>> BEGIN Supplied records

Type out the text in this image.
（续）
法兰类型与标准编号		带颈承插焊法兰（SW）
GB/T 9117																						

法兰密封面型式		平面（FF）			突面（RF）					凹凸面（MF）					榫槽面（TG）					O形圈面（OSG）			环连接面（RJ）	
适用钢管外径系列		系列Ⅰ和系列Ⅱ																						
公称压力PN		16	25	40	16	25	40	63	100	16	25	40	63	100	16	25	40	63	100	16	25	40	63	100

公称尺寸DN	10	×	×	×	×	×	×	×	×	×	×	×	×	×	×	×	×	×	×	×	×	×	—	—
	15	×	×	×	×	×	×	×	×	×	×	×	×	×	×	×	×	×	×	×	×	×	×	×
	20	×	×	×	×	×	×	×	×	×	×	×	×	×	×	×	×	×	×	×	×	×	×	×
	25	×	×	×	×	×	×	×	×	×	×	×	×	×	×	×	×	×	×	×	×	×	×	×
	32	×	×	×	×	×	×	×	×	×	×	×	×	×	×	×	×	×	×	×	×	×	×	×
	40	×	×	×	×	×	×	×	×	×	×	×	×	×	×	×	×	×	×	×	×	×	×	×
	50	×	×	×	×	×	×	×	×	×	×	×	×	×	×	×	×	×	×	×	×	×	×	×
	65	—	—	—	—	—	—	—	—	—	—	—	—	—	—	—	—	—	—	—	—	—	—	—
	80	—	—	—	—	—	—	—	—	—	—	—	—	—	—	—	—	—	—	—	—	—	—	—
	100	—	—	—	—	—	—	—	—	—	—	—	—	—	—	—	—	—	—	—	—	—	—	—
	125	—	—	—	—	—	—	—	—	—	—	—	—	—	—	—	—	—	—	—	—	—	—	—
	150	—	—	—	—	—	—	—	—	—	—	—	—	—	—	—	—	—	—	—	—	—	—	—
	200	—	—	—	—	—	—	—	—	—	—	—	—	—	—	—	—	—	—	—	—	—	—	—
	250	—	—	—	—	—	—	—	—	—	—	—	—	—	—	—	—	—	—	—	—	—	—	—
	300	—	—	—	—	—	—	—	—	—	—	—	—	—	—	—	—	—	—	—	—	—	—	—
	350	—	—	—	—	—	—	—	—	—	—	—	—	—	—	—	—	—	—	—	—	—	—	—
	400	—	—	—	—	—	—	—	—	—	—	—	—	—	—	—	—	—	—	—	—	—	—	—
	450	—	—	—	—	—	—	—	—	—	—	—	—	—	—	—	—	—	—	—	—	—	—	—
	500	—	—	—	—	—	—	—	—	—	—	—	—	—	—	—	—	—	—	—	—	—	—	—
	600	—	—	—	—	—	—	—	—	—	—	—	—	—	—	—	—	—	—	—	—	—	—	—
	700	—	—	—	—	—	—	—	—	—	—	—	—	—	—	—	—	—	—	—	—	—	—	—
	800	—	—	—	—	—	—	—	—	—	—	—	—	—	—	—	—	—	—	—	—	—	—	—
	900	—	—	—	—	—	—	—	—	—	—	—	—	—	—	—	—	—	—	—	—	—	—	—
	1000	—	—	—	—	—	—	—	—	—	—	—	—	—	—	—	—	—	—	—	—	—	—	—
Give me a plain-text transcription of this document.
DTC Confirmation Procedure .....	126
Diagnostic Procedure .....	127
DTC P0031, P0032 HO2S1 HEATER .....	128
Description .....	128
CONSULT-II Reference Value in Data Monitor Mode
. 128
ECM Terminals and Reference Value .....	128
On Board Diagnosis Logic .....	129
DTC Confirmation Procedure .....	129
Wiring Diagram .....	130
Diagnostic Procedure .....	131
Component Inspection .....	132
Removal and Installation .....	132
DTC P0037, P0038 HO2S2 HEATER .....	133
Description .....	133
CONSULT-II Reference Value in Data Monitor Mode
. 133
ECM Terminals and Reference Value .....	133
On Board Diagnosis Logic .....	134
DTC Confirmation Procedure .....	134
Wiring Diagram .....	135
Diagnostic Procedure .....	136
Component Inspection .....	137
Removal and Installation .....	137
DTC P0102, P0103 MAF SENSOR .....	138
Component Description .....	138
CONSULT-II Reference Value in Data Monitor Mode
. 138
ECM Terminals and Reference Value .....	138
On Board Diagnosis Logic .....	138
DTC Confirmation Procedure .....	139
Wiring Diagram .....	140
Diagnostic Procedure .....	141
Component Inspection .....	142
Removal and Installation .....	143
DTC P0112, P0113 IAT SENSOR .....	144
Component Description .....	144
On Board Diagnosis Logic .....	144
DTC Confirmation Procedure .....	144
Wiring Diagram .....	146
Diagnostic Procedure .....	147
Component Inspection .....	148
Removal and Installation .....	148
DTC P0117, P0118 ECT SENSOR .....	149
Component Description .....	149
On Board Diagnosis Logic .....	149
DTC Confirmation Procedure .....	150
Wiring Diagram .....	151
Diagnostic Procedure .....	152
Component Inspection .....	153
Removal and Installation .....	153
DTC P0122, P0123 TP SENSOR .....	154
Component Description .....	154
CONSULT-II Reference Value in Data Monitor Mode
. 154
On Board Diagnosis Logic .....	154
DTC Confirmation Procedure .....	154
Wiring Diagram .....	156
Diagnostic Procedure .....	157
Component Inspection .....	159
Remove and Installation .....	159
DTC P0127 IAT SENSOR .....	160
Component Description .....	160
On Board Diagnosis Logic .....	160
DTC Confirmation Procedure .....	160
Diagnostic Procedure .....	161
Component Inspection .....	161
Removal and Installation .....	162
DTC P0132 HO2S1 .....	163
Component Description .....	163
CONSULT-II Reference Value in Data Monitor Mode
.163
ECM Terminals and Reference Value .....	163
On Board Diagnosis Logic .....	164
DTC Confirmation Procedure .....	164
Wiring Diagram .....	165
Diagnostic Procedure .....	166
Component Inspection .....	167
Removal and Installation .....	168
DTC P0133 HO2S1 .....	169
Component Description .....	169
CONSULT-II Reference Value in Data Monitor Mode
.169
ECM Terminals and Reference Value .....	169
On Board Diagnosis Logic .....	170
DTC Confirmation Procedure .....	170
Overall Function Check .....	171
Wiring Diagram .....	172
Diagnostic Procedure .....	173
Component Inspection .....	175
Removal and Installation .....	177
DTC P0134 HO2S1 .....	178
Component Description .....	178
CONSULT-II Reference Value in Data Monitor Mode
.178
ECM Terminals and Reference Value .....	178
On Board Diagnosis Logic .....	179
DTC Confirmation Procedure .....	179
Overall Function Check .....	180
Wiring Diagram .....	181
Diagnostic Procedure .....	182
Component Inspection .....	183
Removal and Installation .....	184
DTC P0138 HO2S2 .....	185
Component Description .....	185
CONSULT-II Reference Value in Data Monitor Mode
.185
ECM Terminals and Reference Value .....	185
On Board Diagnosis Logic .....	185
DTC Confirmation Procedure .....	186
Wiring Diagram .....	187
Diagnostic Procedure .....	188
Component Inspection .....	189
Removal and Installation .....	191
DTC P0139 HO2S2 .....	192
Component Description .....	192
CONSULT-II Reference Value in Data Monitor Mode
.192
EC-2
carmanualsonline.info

>> END Supplied records

| What the task requires |
Going through the entries above, report how many lines include the string "HEATER". The number alone is the answer.

| Exercise output |
2